Source:
La corruption occupe les devants de la scène de manière constante depuis quelques années, comme en témoignent les nombreux colloques, séminaires, ouvrages ou conférences qui lui sont consacrés. Pourtant elle n’est ni un phénomène nouveau ni un phénomène spécifique. Si elle suscite autant de préoccupations, c’est en partie parce qu’il apparaît un peu plus clairement chaque jour que la corruption sape les fondements du développement, surtout dans les économies et les institutions africaines fragiles où elle est devenue systémique.

Si la nécessité de la combattre est un impératif désormais communément admis, la meilleure de façon de s’y prendre fait encore l’objet d’un grand débat au sein des communautés scientifiques, des institutions internationales comme des Etats. De nombreuses pistes ont été explorées, ainsi que des solutions politiques, souvent porteuses d’espoir au début, mais qui se sont révélées par la suite incapables d’enrayer la corruption et d’éviter qu’elle ne se généralise davantage. Plusieurs raisons expliquent cet échec. En suivant l’analyse de Fonbad (1999), je retiens ici quatre parmi celles qui me paraissent les plus importantes : (1) les mesures anti-corruption sont souvent prises à des fins politiques ou politiciennes ; (2) les stratégies anti-corruption ne prennent pas en compte convenablement les valeurs et normes qui traversent les systèmes sociaux dans lesquels elles sont appliquées ; (3) la primauté est donnée à la répression alors que les systèmes de justice pénale (police, justice, etc.) sont eux-mêmes vulnérables à la corruption ; (4) les forces sociales et citoyennes engagées à être des remparts contre la corruption sont encore faibles et dépourvues de moyens.

DES MESURES ANTI-CORRUPTION INEFFICACES ET A DES FINS POLITIQUES

Au Sénégal comme ailleurs en Afrique, les stratégies anti-corruption ont été associées pour l’essentiel à des périodes de changement politique. Il s’agit le plus souvent de discours ou d’initiatives destinés à compromettre l’ancien régime, asseoir la légitimité du nouveau régime et salir la réputation de potentiels rivaux politiques. Ces discours apparaissent en général en période de campagnes électorales et mettent en avant des promesses de transparence et de bonne gouvernance, oubliées sitôt l’élection passée. Dans de tels cas, les élites qui arrivent au pouvoir ne manifestent aucune volonté réelle de combattre la corruption par des mesures efficaces et rigoureuses puisqu’elles découvrent que celle-ci peut être un mode de gouvernance et de gestion du pouvoir ainsi qu’un moyen d’enrichissement personnel rapide et de récompense des alliés politiques.

Les actions en cours au Sénégal semblent démontrer une volonté de rupture par rapport à ce qui était une marque de la plupart des pays africains. Si l’action judiciaire engagée contre les présumés coupables de corruption va jusqu’à son terme et si l’Office nationale anti-corruption, entre autres organes, obtient l’indépendance, les moyens et l’efficacité nécessaire pour accomplir sa mission, alors le Sénégal pourra, dans quelques années, s’enorgueillir d’avoir chassé le « loup de la bergerie » pour parler comme Thomas Jefferson.

Tâche courte A:
Recopiez à l'identique les lignes du listing, de celle qui contient « 209, 192, 225] » jusqu'à celle qui contient « 399, 480, 407] », ces deux lignes comprises.
Le texte sur la corruption et le listing n'ont aucun lien entre eux.

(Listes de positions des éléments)
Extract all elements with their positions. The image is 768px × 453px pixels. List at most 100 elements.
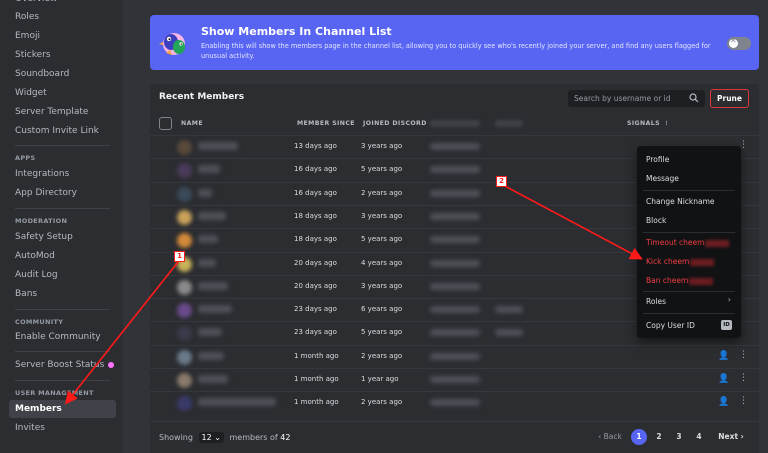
avatar[interactable]	[177, 209, 192, 225]
settings-sidebar: Overview Roles Emoji Stickers Soundboard…	[0, 0, 123, 453]
joined-discord-value: 4 years ago	[361, 258, 403, 267]
avatar[interactable]	[177, 163, 192, 179]
avatar[interactable]	[177, 349, 192, 365]
sidebar-item-automod[interactable]: AutoMod	[9, 247, 116, 265]
menu-item-block[interactable]: Block	[646, 216, 666, 225]
redacted-value	[430, 236, 480, 244]
menu-item-label: Ban cheem	[646, 276, 689, 285]
sidebar-item-members[interactable]: Members	[9, 400, 116, 418]
column-signals[interactable]: SIGNALS ⫶	[627, 120, 668, 128]
sidebar-heading-apps: APPS	[15, 154, 36, 162]
sidebar-divider	[15, 309, 110, 310]
showing-summary: Showing 12 ⌄ members of 42	[159, 432, 290, 443]
redacted-username	[198, 258, 216, 267]
joined-discord-value: 6 years ago	[361, 305, 403, 314]
back-button[interactable]: ‹ Back	[595, 429, 625, 445]
user-profile-icon[interactable]: 👤	[718, 397, 729, 407]
redacted-value	[430, 399, 480, 407]
sidebar-item-overview[interactable]: Overview	[9, 0, 116, 8]
member-since-value: 18 days ago	[294, 211, 337, 220]
select-all-checkbox[interactable]	[159, 117, 172, 130]
more-options-icon[interactable]: ⋮	[739, 396, 748, 406]
redacted-username	[690, 258, 715, 266]
user-profile-icon[interactable]: 👤	[718, 374, 729, 384]
page-1-button[interactable]: 1	[631, 429, 647, 445]
sidebar-item-emoji[interactable]: Emoji	[9, 27, 116, 45]
page-3-button[interactable]: 3	[671, 429, 687, 445]
boost-icon	[108, 361, 115, 368]
showing-label: Showing	[159, 433, 193, 442]
redacted-value	[495, 306, 523, 314]
menu-item-roles[interactable]: Roles	[646, 297, 666, 306]
search-placeholder: Search by username or id	[574, 94, 671, 103]
annotation-callout-2: 2	[496, 176, 507, 187]
sidebar-heading-moderation: MODERATION	[15, 217, 68, 225]
redacted-value	[430, 259, 480, 267]
menu-item-message[interactable]: Message	[646, 174, 679, 183]
member-since-value: 18 days ago	[294, 235, 337, 244]
avatar[interactable]	[177, 279, 192, 295]
user-profile-icon[interactable]: 👤	[718, 351, 729, 361]
avatar[interactable]	[177, 140, 192, 155]
avatar[interactable]	[177, 373, 192, 388]
avatar[interactable]	[177, 303, 192, 319]
joined-discord-value: 5 years ago	[361, 165, 403, 174]
sidebar-item-server-boost-status[interactable]: Server Boost Status	[9, 356, 116, 374]
sidebar-item-widget[interactable]: Widget	[9, 84, 116, 102]
menu-item-timeout[interactable]: Timeout cheem	[646, 238, 730, 247]
redacted-value	[430, 306, 480, 314]
menu-item-copy-user-id[interactable]: Copy User ID	[646, 321, 695, 330]
joined-discord-value: 2 years ago	[361, 188, 403, 197]
filter-icon[interactable]: ⫶	[666, 120, 668, 127]
avatar[interactable]	[177, 186, 192, 202]
show-members-toggle[interactable]: ✕	[727, 36, 751, 50]
sidebar-item-invites[interactable]: Invites	[9, 419, 116, 437]
menu-item-kick[interactable]: Kick cheem	[646, 257, 715, 266]
sidebar-item-app-directory[interactable]: App Directory	[9, 184, 116, 202]
column-name[interactable]: NAME	[181, 120, 203, 127]
avatar[interactable]	[177, 396, 192, 412]
table-row[interactable]: 1 month ago 1 year ago 👤 ⋮	[150, 368, 759, 391]
members-of-label: members of	[229, 433, 278, 442]
prune-button[interactable]: Prune	[710, 89, 749, 108]
menu-item-change-nickname[interactable]: Change Nickname	[646, 197, 715, 206]
table-row[interactable]: 1 month ago 2 years ago 👤 ⋮	[150, 391, 759, 414]
column-joined-discord[interactable]: JOINED DISCORD	[363, 120, 427, 127]
redacted-value	[430, 282, 480, 290]
sidebar-item-bans[interactable]: Bans	[9, 285, 116, 303]
sidebar-item-integrations[interactable]: Integrations	[9, 165, 116, 183]
sidebar-item-enable-community[interactable]: Enable Community	[9, 328, 116, 346]
more-options-icon[interactable]: ⋮	[739, 373, 748, 383]
menu-item-profile[interactable]: Profile	[646, 155, 669, 164]
menu-item-ban[interactable]: Ban cheem	[646, 276, 714, 285]
sidebar-item-audit-log[interactable]: Audit Log	[9, 266, 116, 284]
per-page-select[interactable]: 12 ⌄	[198, 432, 224, 443]
sidebar-item-server-template[interactable]: Server Template	[9, 103, 116, 121]
member-since-value: 23 days ago	[294, 328, 337, 337]
redacted-username	[198, 165, 220, 174]
sidebar-item-stickers[interactable]: Stickers	[9, 46, 116, 64]
member-since-value: 20 days ago	[294, 281, 337, 290]
more-options-icon[interactable]: ⋮	[739, 350, 748, 360]
page-2-button[interactable]: 2	[651, 429, 667, 445]
table-row[interactable]: 1 month ago 2 years ago 👤 ⋮	[150, 344, 759, 368]
page-4-button[interactable]: 4	[691, 429, 707, 445]
sidebar-item-roles[interactable]: Roles	[9, 8, 116, 26]
joined-discord-value: 3 years ago	[361, 142, 403, 150]
avatar[interactable]	[177, 233, 192, 249]
panel-title: Recent Members	[159, 92, 245, 102]
redacted-value	[430, 189, 480, 197]
member-search-input[interactable]: Search by username or id	[568, 90, 705, 107]
member-since-value: 13 days ago	[294, 142, 337, 150]
next-button[interactable]: Next ›	[713, 429, 749, 445]
joined-discord-value: 2 years ago	[361, 351, 403, 360]
redacted-value	[430, 376, 480, 383]
sidebar-item-custom-invite-link[interactable]: Custom Invite Link	[9, 122, 116, 140]
sidebar-item-soundboard[interactable]: Soundboard	[9, 65, 116, 83]
redacted-value	[495, 329, 523, 337]
sidebar-item-safety-setup[interactable]: Safety Setup	[9, 228, 116, 246]
sidebar-heading-community: COMMUNITY	[15, 318, 64, 326]
redacted-value	[430, 329, 480, 337]
avatar[interactable]	[177, 326, 192, 342]
column-member-since[interactable]: MEMBER SINCE	[297, 120, 355, 127]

Tâche courte B:
Répondez à ces questions sur le texte sur la corruption :
(i) Dans quelles économies et institutions la corruption est-elle devenue systémique ?
(ii) Sur quelle analyse s'appuie le texte pour retenir quatre raisons de l'échec de la lutte contre la corruption ?
(iii) À qui est attribuée l'expression « loup de la bergerie » ?

Résultat A:
avatar[interactable]	[177, 209, 192, 225]
settings-sidebar: Overview Roles Emoji Stickers Soundboard…	[0, 0, 123, 453]
joined-discord-value: 4 years ago	[361, 258, 403, 267]
avatar[interactable]	[177, 163, 192, 179]
avatar[interactable]	[177, 349, 192, 365]
sidebar-item-automod[interactable]: AutoMod	[9, 247, 116, 265]
menu-item-block[interactable]: Block	[646, 216, 666, 225]
redacted-value	[430, 236, 480, 244]
menu-item-label: Ban cheem	[646, 276, 689, 285]
sidebar-item-members[interactable]: Members	[9, 400, 116, 418]
column-signals[interactable]: SIGNALS ⫶	[627, 120, 668, 128]
sidebar-heading-apps: APPS	[15, 154, 36, 162]
sidebar-divider	[15, 309, 110, 310]
showing-summary: Showing 12 ⌄ members of 42	[159, 432, 290, 443]
redacted-username	[198, 258, 216, 267]
joined-discord-value: 6 years ago	[361, 305, 403, 314]
back-button[interactable]: ‹ Back	[595, 429, 625, 445]
user-profile-icon[interactable]: 👤	[718, 397, 729, 407]
redacted-value	[430, 399, 480, 407]

Résultat B:
(i) Dans les économies et les institutions africaines fragiles.
(ii) Sur l'analyse de Fonbad (1999).
(iii) À Thomas Jefferson.